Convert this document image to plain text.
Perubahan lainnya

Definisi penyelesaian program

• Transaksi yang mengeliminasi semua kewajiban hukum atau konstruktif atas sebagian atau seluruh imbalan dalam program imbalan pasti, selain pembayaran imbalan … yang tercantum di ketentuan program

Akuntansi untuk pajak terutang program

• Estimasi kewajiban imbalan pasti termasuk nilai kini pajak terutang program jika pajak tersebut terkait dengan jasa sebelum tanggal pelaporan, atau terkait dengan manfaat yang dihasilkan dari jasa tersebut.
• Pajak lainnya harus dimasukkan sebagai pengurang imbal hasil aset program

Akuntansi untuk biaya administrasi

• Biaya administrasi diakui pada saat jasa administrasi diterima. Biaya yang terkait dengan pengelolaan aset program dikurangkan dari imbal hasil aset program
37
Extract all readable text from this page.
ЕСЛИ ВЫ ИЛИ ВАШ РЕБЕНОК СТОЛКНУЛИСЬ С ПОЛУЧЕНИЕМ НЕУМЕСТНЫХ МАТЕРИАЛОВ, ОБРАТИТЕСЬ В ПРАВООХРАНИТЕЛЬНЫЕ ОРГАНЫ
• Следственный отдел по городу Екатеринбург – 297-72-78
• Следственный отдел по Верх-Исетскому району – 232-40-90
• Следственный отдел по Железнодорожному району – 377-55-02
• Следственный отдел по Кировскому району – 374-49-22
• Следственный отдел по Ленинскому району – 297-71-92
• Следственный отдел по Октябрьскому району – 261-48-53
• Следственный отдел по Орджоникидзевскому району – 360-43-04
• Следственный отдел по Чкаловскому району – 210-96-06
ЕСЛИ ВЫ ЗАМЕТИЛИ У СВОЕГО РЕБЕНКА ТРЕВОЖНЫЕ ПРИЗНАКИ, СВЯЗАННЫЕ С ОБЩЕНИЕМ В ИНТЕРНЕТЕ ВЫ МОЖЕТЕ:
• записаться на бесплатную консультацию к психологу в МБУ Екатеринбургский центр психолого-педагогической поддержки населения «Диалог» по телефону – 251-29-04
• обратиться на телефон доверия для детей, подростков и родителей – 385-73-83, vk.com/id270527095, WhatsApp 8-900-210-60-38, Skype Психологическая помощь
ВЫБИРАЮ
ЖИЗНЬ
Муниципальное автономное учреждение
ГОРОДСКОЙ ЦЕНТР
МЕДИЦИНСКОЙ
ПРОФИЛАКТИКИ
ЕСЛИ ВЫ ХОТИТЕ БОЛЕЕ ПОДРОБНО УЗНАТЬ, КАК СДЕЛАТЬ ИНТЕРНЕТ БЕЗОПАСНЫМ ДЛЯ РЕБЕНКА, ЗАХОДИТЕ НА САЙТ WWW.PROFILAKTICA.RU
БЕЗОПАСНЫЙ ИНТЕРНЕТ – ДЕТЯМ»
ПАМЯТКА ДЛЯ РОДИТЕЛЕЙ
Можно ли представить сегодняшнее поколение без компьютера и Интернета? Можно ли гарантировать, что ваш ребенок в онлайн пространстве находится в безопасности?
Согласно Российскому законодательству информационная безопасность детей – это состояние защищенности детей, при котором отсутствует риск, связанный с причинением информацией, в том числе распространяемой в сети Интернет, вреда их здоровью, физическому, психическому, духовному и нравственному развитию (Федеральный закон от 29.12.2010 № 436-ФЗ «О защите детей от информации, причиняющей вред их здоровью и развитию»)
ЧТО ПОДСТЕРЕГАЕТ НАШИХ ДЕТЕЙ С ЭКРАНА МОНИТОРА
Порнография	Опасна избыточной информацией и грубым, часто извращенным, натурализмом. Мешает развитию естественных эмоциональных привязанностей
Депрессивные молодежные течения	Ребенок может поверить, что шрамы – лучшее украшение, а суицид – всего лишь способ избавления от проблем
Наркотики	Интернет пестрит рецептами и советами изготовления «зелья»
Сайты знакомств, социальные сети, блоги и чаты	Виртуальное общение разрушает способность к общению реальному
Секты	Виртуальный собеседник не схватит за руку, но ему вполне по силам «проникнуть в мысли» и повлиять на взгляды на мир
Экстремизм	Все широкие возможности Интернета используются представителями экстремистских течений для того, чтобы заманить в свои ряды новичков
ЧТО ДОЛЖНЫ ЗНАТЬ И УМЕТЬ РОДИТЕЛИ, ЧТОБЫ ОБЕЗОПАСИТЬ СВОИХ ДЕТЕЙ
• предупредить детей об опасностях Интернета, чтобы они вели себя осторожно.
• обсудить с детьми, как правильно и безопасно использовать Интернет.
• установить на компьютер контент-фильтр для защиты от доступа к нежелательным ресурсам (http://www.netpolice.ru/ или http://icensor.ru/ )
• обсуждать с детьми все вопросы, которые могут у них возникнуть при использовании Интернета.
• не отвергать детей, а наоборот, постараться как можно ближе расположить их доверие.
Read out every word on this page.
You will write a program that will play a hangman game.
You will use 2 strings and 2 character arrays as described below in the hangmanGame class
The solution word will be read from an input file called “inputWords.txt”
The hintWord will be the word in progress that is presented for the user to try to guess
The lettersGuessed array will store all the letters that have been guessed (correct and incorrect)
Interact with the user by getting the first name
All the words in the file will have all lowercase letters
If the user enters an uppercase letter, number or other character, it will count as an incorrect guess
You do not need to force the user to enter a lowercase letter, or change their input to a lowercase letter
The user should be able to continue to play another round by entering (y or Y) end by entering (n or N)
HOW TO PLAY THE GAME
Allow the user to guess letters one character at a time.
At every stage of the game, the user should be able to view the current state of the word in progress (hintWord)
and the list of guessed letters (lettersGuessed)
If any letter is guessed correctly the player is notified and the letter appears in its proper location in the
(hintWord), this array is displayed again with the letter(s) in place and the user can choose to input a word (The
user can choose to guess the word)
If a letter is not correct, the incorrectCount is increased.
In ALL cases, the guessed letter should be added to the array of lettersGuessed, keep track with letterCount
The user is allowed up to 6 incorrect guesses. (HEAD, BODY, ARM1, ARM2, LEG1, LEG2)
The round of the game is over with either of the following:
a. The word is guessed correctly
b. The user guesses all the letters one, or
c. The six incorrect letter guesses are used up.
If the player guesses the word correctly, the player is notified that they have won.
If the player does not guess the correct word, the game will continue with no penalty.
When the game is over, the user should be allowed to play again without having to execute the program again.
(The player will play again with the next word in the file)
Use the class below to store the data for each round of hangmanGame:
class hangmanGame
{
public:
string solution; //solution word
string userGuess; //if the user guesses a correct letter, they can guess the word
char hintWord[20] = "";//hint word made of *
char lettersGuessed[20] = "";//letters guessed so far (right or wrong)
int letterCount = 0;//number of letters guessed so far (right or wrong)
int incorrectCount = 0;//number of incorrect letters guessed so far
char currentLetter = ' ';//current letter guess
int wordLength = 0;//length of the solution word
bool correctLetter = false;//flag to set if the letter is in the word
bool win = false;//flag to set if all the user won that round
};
....
Copy the material above back out, exactly as written.

Convert this document image to plain text.
Perubahan lainnya

Definisi penyelesaian program

• Transaksi yang mengeliminasi semua kewajiban hukum atau konstruktif atas sebagian atau seluruh imbalan dalam program imbalan pasti, selain pembayaran imbalan … yang tercantum di ketentuan program

Akuntansi untuk pajak terutang program

• Estimasi kewajiban imbalan pasti termasuk nilai kini pajak terutang program jika pajak tersebut terkait dengan jasa sebelum tanggal pelaporan, atau terkait dengan manfaat yang dihasilkan dari jasa tersebut.
• Pajak lainnya harus dimasukkan sebagai pengurang imbal hasil aset program

Akuntansi untuk biaya administrasi

• Biaya administrasi diakui pada saat jasa administrasi diterima. Biaya yang terkait dengan pengelolaan aset program dikurangkan dari imbal hasil aset program
37
Extract all readable text from this page.
ЕСЛИ ВЫ ИЛИ ВАШ РЕБЕНОК СТОЛКНУЛИСЬ С ПОЛУЧЕНИЕМ НЕУМЕСТНЫХ МАТЕРИАЛОВ, ОБРАТИТЕСЬ В ПРАВООХРАНИТЕЛЬНЫЕ ОРГАНЫ
• Следственный отдел по городу Екатеринбург – 297-72-78
• Следственный отдел по Верх-Исетскому району – 232-40-90
• Следственный отдел по Железнодорожному району – 377-55-02
• Следственный отдел по Кировскому району – 374-49-22
• Следственный отдел по Ленинскому району – 297-71-92
• Следственный отдел по Октябрьскому району – 261-48-53
• Следственный отдел по Орджоникидзевскому району – 360-43-04
• Следственный отдел по Чкаловскому району – 210-96-06
ЕСЛИ ВЫ ЗАМЕТИЛИ У СВОЕГО РЕБЕНКА ТРЕВОЖНЫЕ ПРИЗНАКИ, СВЯЗАННЫЕ С ОБЩЕНИЕМ В ИНТЕРНЕТЕ ВЫ МОЖЕТЕ:
• записаться на бесплатную консультацию к психологу в МБУ Екатеринбургский центр психолого-педагогической поддержки населения «Диалог» по телефону – 251-29-04
• обратиться на телефон доверия для детей, подростков и родителей – 385-73-83, vk.com/id270527095, WhatsApp 8-900-210-60-38, Skype Психологическая помощь
ВЫБИРАЮ
ЖИЗНЬ
Муниципальное автономное учреждение
ГОРОДСКОЙ ЦЕНТР
МЕДИЦИНСКОЙ
ПРОФИЛАКТИКИ
ЕСЛИ ВЫ ХОТИТЕ БОЛЕЕ ПОДРОБНО УЗНАТЬ, КАК СДЕЛАТЬ ИНТЕРНЕТ БЕЗОПАСНЫМ ДЛЯ РЕБЕНКА, ЗАХОДИТЕ НА САЙТ WWW.PROFILAKTICA.RU
БЕЗОПАСНЫЙ ИНТЕРНЕТ – ДЕТЯМ»
ПАМЯТКА ДЛЯ РОДИТЕЛЕЙ
Можно ли представить сегодняшнее поколение без компьютера и Интернета? Можно ли гарантировать, что ваш ребенок в онлайн пространстве находится в безопасности?
Согласно Российскому законодательству информационная безопасность детей – это состояние защищенности детей, при котором отсутствует риск, связанный с причинением информацией, в том числе распространяемой в сети Интернет, вреда их здоровью, физическому, психическому, духовному и нравственному развитию (Федеральный закон от 29.12.2010 № 436-ФЗ «О защите детей от информации, причиняющей вред их здоровью и развитию»)
ЧТО ПОДСТЕРЕГАЕТ НАШИХ ДЕТЕЙ С ЭКРАНА МОНИТОРА
Порнография	Опасна избыточной информацией и грубым, часто извращенным, натурализмом. Мешает развитию естественных эмоциональных привязанностей
Депрессивные молодежные течения	Ребенок может поверить, что шрамы – лучшее украшение, а суицид – всего лишь способ избавления от проблем
Наркотики	Интернет пестрит рецептами и советами изготовления «зелья»
Сайты знакомств, социальные сети, блоги и чаты	Виртуальное общение разрушает способность к общению реальному
Секты	Виртуальный собеседник не схватит за руку, но ему вполне по силам «проникнуть в мысли» и повлиять на взгляды на мир
Экстремизм	Все широкие возможности Интернета используются представителями экстремистских течений для того, чтобы заманить в свои ряды новичков
ЧТО ДОЛЖНЫ ЗНАТЬ И УМЕТЬ РОДИТЕЛИ, ЧТОБЫ ОБЕЗОПАСИТЬ СВОИХ ДЕТЕЙ
• предупредить детей об опасностях Интернета, чтобы они вели себя осторожно.
• обсудить с детьми, как правильно и безопасно использовать Интернет.
• установить на компьютер контент-фильтр для защиты от доступа к нежелательным ресурсам (http://www.netpolice.ru/ или http://icensor.ru/ )
• обсуждать с детьми все вопросы, которые могут у них возникнуть при использовании Интернета.
• не отвергать детей, а наоборот, постараться как можно ближе расположить их доверие.
Read out every word on this page.
You will write a program that will play a hangman game.
You will use 2 strings and 2 character arrays as described below in the hangmanGame class
The solution word will be read from an input file called “inputWords.txt”
The hintWord will be the word in progress that is presented for the user to try to guess
The lettersGuessed array will store all the letters that have been guessed (correct and incorrect)
Interact with the user by getting the first name
All the words in the file will have all lowercase letters
If the user enters an uppercase letter, number or other character, it will count as an incorrect guess
You do not need to force the user to enter a lowercase letter, or change their input to a lowercase letter
The user should be able to continue to play another round by entering (y or Y) end by entering (n or N)
HOW TO PLAY THE GAME
Allow the user to guess letters one character at a time.
At every stage of the game, the user should be able to view the current state of the word in progress (hintWord)
and the list of guessed letters (lettersGuessed)
If any letter is guessed correctly the player is notified and the letter appears in its proper location in the
(hintWord), this array is displayed again with the letter(s) in place and the user can choose to input a word (The
user can choose to guess the word)
If a letter is not correct, the incorrectCount is increased.
In ALL cases, the guessed letter should be added to the array of lettersGuessed, keep track with letterCount
The user is allowed up to 6 incorrect guesses. (HEAD, BODY, ARM1, ARM2, LEG1, LEG2)
The round of the game is over with either of the following:
a. The word is guessed correctly
b. The user guesses all the letters one, or
c. The six incorrect letter guesses are used up.
If the player guesses the word correctly, the player is notified that they have won.
If the player does not guess the correct word, the game will continue with no penalty.
When the game is over, the user should be allowed to play again without having to execute the program again.
(The player will play again with the next word in the file)
Use the class below to store the data for each round of hangmanGame:
class hangmanGame
{
public:
string solution; //solution word
string userGuess; //if the user guesses a correct letter, they can guess the word
char hintWord[20] = "";//hint word made of *
char lettersGuessed[20] = "";//letters guessed so far (right or wrong)
int letterCount = 0;//number of letters guessed so far (right or wrong)
int incorrectCount = 0;//number of incorrect letters guessed so far
char currentLetter = ' ';//current letter guess
int wordLength = 0;//length of the solution word
bool correctLetter = false;//flag to set if the letter is in the word
bool win = false;//flag to set if all the user won that round
};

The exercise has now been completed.